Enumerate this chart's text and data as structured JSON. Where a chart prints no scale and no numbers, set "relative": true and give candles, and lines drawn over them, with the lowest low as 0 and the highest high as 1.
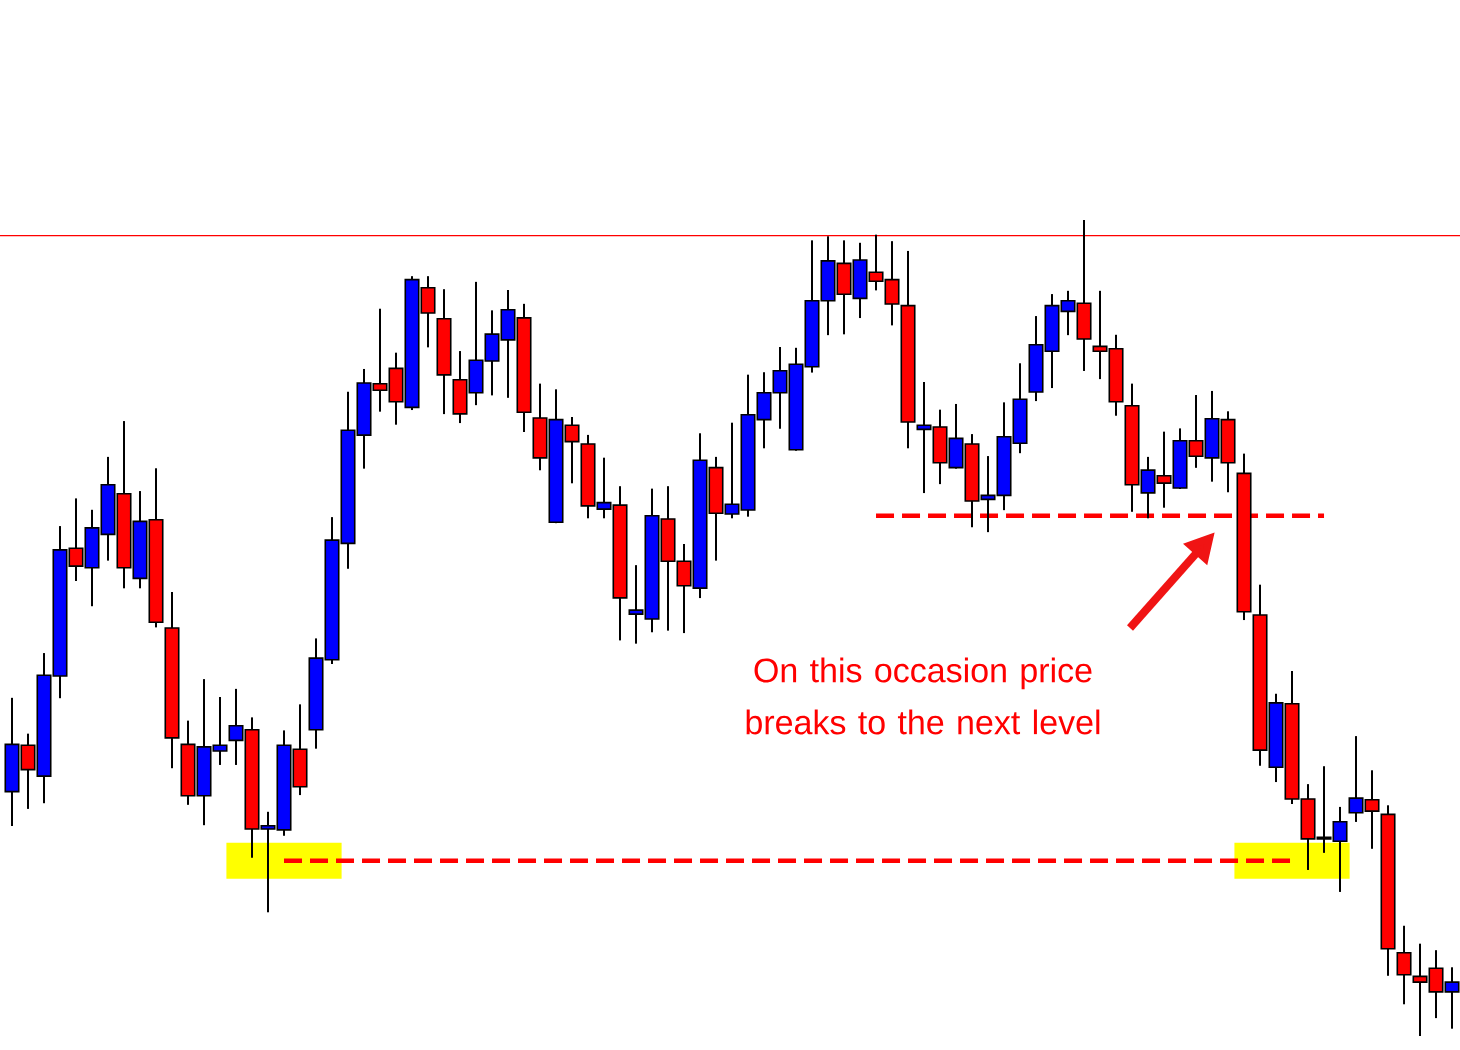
{
  "chart_data": {
    "type": "candlestick",
    "relative": true,
    "categories": [
      null,
      null,
      null,
      null,
      null,
      null,
      null,
      null,
      null,
      null,
      null,
      null,
      null,
      null,
      null,
      null,
      null,
      null,
      null,
      null,
      null,
      null,
      null,
      null,
      null,
      null,
      null,
      null,
      null,
      null,
      null,
      null,
      null,
      null,
      null,
      null,
      null,
      null,
      null,
      null,
      null,
      null,
      null,
      null,
      null,
      null,
      null,
      null,
      null,
      null,
      null,
      null,
      null,
      null,
      null,
      null,
      null,
      null,
      null,
      null,
      null,
      null,
      null,
      null,
      null,
      null,
      null,
      null,
      null,
      null,
      null,
      null,
      null,
      null,
      null,
      null,
      null,
      null,
      null,
      null,
      null,
      null,
      null,
      null,
      null,
      null,
      null,
      null,
      null,
      null,
      null
    ],
    "ohlc": [
      [
        0.299,
        0.413,
        0.258,
        0.357
      ],
      [
        0.356,
        0.369,
        0.279,
        0.326
      ],
      [
        0.318,
        0.468,
        0.286,
        0.442
      ],
      [
        0.441,
        0.624,
        0.415,
        0.596
      ],
      [
        0.598,
        0.658,
        0.559,
        0.576
      ],
      [
        0.574,
        0.644,
        0.528,
        0.623
      ],
      [
        0.615,
        0.709,
        0.584,
        0.676
      ],
      [
        0.665,
        0.753,
        0.55,
        0.574
      ],
      [
        0.561,
        0.667,
        0.55,
        0.631
      ],
      [
        0.633,
        0.695,
        0.502,
        0.507
      ],
      [
        0.5,
        0.543,
        0.329,
        0.365
      ],
      [
        0.357,
        0.385,
        0.284,
        0.294
      ],
      [
        0.294,
        0.436,
        0.259,
        0.354
      ],
      [
        0.349,
        0.414,
        0.333,
        0.356
      ],
      [
        0.362,
        0.424,
        0.333,
        0.38
      ],
      [
        0.375,
        0.389,
        0.219,
        0.253
      ],
      [
        0.253,
        0.273,
        0.152,
        0.257
      ],
      [
        0.252,
        0.373,
        0.246,
        0.356
      ],
      [
        0.351,
        0.405,
        0.296,
        0.305
      ],
      [
        0.375,
        0.486,
        0.353,
        0.463
      ],
      [
        0.461,
        0.635,
        0.457,
        0.608
      ],
      [
        0.604,
        0.789,
        0.574,
        0.743
      ],
      [
        0.737,
        0.817,
        0.697,
        0.801
      ],
      [
        0.8,
        0.891,
        0.767,
        0.792
      ],
      [
        0.819,
        0.837,
        0.751,
        0.778
      ],
      [
        0.771,
        0.931,
        0.769,
        0.928
      ],
      [
        0.918,
        0.931,
        0.846,
        0.887
      ],
      [
        0.88,
        0.915,
        0.764,
        0.811
      ],
      [
        0.805,
        0.839,
        0.753,
        0.763
      ],
      [
        0.789,
        0.924,
        0.775,
        0.829
      ],
      [
        0.828,
        0.889,
        0.787,
        0.861
      ],
      [
        0.854,
        0.914,
        0.784,
        0.891
      ],
      [
        0.881,
        0.897,
        0.742,
        0.765
      ],
      [
        0.758,
        0.799,
        0.695,
        0.709
      ],
      [
        0.63,
        0.792,
        0.63,
        0.756
      ],
      [
        0.749,
        0.758,
        0.679,
        0.729
      ],
      [
        0.726,
        0.736,
        0.636,
        0.65
      ],
      [
        0.646,
        0.708,
        0.636,
        0.654
      ],
      [
        0.651,
        0.673,
        0.486,
        0.537
      ],
      [
        0.517,
        0.576,
        0.482,
        0.522
      ],
      [
        0.511,
        0.67,
        0.496,
        0.638
      ],
      [
        0.634,
        0.673,
        0.498,
        0.582
      ],
      [
        0.582,
        0.602,
        0.495,
        0.552
      ],
      [
        0.549,
        0.738,
        0.538,
        0.706
      ],
      [
        0.697,
        0.709,
        0.584,
        0.641
      ],
      [
        0.64,
        0.751,
        0.636,
        0.652
      ],
      [
        0.645,
        0.81,
        0.638,
        0.762
      ],
      [
        0.756,
        0.813,
        0.722,
        0.789
      ],
      [
        0.789,
        0.844,
        0.746,
        0.816
      ],
      [
        0.719,
        0.843,
        0.719,
        0.824
      ],
      [
        0.821,
        0.975,
        0.815,
        0.902
      ],
      [
        0.902,
        0.98,
        0.861,
        0.951
      ],
      [
        0.948,
        0.975,
        0.862,
        0.91
      ],
      [
        0.905,
        0.972,
        0.882,
        0.952
      ],
      [
        0.937,
        0.982,
        0.916,
        0.926
      ],
      [
        0.928,
        0.974,
        0.873,
        0.898
      ],
      [
        0.896,
        0.962,
        0.722,
        0.753
      ],
      [
        0.744,
        0.801,
        0.667,
        0.749
      ],
      [
        0.747,
        0.767,
        0.678,
        0.703
      ],
      [
        0.697,
        0.774,
        0.697,
        0.733
      ],
      [
        0.726,
        0.737,
        0.625,
        0.656
      ],
      [
        0.658,
        0.71,
        0.619,
        0.663
      ],
      [
        0.663,
        0.776,
        0.646,
        0.735
      ],
      [
        0.727,
        0.824,
        0.716,
        0.781
      ],
      [
        0.79,
        0.882,
        0.78,
        0.848
      ],
      [
        0.84,
        0.909,
        0.796,
        0.896
      ],
      [
        0.889,
        0.913,
        0.861,
        0.902
      ],
      [
        0.899,
        1,
        0.817,
        0.855
      ],
      [
        0.846,
        0.913,
        0.807,
        0.84
      ],
      [
        0.843,
        0.859,
        0.762,
        0.778
      ],
      [
        0.773,
        0.799,
        0.644,
        0.676
      ],
      [
        0.666,
        0.709,
        0.636,
        0.694
      ],
      [
        0.687,
        0.74,
        0.649,
        0.678
      ],
      [
        0.672,
        0.744,
        0.672,
        0.73
      ],
      [
        0.73,
        0.785,
        0.698,
        0.711
      ],
      [
        0.709,
        0.79,
        0.681,
        0.757
      ],
      [
        0.756,
        0.765,
        0.668,
        0.703
      ],
      [
        0.69,
        0.713,
        0.511,
        0.52
      ],
      [
        0.516,
        0.552,
        0.332,
        0.35
      ],
      [
        0.329,
        0.418,
        0.312,
        0.408
      ],
      [
        0.407,
        0.446,
        0.285,
        0.29
      ],
      [
        0.29,
        0.307,
        0.204,
        0.241
      ],
      [
        0.243,
        0.329,
        0.225,
        0.241
      ],
      [
        0.238,
        0.279,
        0.177,
        0.262
      ],
      [
        0.273,
        0.366,
        0.263,
        0.291
      ],
      [
        0.289,
        0.324,
        0.23,
        0.275
      ],
      [
        0.271,
        0.281,
        0.074,
        0.106
      ],
      [
        0.101,
        0.133,
        0.039,
        0.074
      ],
      [
        0.072,
        0.111,
        0,
        0.065
      ],
      [
        0.082,
        0.103,
        0.022,
        0.053
      ],
      [
        0.053,
        0.082,
        0.009,
        0.065
      ]
    ],
    "colors": [
      "#0000ff",
      "#ff0000",
      "#0000ff",
      "#0000ff",
      "#ff0000",
      "#0000ff",
      "#0000ff",
      "#ff0000",
      "#0000ff",
      "#ff0000",
      "#ff0000",
      "#ff0000",
      "#0000ff",
      "#0000ff",
      "#0000ff",
      "#ff0000",
      "#0000ff",
      "#0000ff",
      "#ff0000",
      "#0000ff",
      "#0000ff",
      "#0000ff",
      "#0000ff",
      "#ff0000",
      "#ff0000",
      "#0000ff",
      "#ff0000",
      "#ff0000",
      "#ff0000",
      "#0000ff",
      "#0000ff",
      "#0000ff",
      "#ff0000",
      "#ff0000",
      "#0000ff",
      "#ff0000",
      "#ff0000",
      "#0000ff",
      "#ff0000",
      "#0000ff",
      "#0000ff",
      "#ff0000",
      "#ff0000",
      "#0000ff",
      "#ff0000",
      "#0000ff",
      "#0000ff",
      "#0000ff",
      "#0000ff",
      "#0000ff",
      "#0000ff",
      "#0000ff",
      "#ff0000",
      "#0000ff",
      "#ff0000",
      "#ff0000",
      "#ff0000",
      "#0000ff",
      "#ff0000",
      "#0000ff",
      "#ff0000",
      "#0000ff",
      "#0000ff",
      "#0000ff",
      "#0000ff",
      "#0000ff",
      "#0000ff",
      "#ff0000",
      "#ff0000",
      "#ff0000",
      "#ff0000",
      "#0000ff",
      "#ff0000",
      "#0000ff",
      "#ff0000",
      "#0000ff",
      "#ff0000",
      "#ff0000",
      "#ff0000",
      "#0000ff",
      "#ff0000",
      "#ff0000",
      "#ff0000",
      "#0000ff",
      "#0000ff",
      "#ff0000",
      "#ff0000",
      "#ff0000",
      "#ff0000",
      "#ff0000",
      "#0000ff"
    ],
    "series": [
      {
        "type": "line",
        "color": "#ff0000",
        "line_style": "dashed",
        "values": [
          null,
          null,
          null,
          null,
          null,
          null,
          null,
          null,
          null,
          null,
          null,
          null,
          null,
          null,
          null,
          null,
          null,
          null,
          null,
          null,
          null,
          null,
          null,
          null,
          null,
          null,
          null,
          null,
          null,
          null,
          null,
          null,
          null,
          null,
          null,
          null,
          null,
          null,
          null,
          null,
          null,
          null,
          null,
          null,
          null,
          null,
          null,
          null,
          null,
          null,
          null,
          null,
          null,
          null,
          0.638,
          0.638,
          0.638,
          0.638,
          0.638,
          0.638,
          0.638,
          0.638,
          0.638,
          0.638,
          0.638,
          0.638,
          0.638,
          0.638,
          0.638,
          0.638,
          0.638,
          0.638,
          0.638,
          0.638,
          0.638,
          0.638,
          0.638,
          0.638,
          0.638,
          0.638,
          0.638,
          0.638,
          0.638,
          null,
          null,
          null,
          null,
          null,
          null,
          null,
          null
        ]
      },
      {
        "type": "line",
        "color": "#ff0000",
        "line_style": "dashed",
        "values": [
          null,
          null,
          null,
          null,
          null,
          null,
          null,
          null,
          null,
          null,
          null,
          null,
          null,
          null,
          null,
          null,
          null,
          0.214,
          0.214,
          0.214,
          0.214,
          0.214,
          0.214,
          0.214,
          0.214,
          0.214,
          0.214,
          0.214,
          0.214,
          0.214,
          0.214,
          0.214,
          0.214,
          0.214,
          0.214,
          0.214,
          0.214,
          0.214,
          0.214,
          0.214,
          0.214,
          0.214,
          0.214,
          0.214,
          0.214,
          0.214,
          0.214,
          0.214,
          0.214,
          0.214,
          0.214,
          0.214,
          0.214,
          0.214,
          0.214,
          0.214,
          0.214,
          0.214,
          0.214,
          0.214,
          0.214,
          0.214,
          0.214,
          0.214,
          0.214,
          0.214,
          0.214,
          0.214,
          0.214,
          0.214,
          0.214,
          0.214,
          0.214,
          0.214,
          0.214,
          0.214,
          0.214,
          0.214,
          0.214,
          0.214,
          0.214,
          null,
          null,
          null,
          null,
          null,
          null,
          null,
          null,
          null,
          null
        ]
      }
    ],
    "ref_lines": [
      {
        "axis": "y",
        "value": 0.982,
        "color": "#ff0000"
      }
    ],
    "annotations": [
      "On this occasion price breaks to the next level"
    ]
  }
}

___

» **DIRECTIONS**
Select the lines from the entries that include the word "true".

» **TASK RESULT**
Enumerate this chart's text and data as structured JSON. Where a chart prints no scale and no numbers, set "relative": true and give candles, and lines drawn over them, with the lowest low as 0 and the highest high as 1.
    "relative": true,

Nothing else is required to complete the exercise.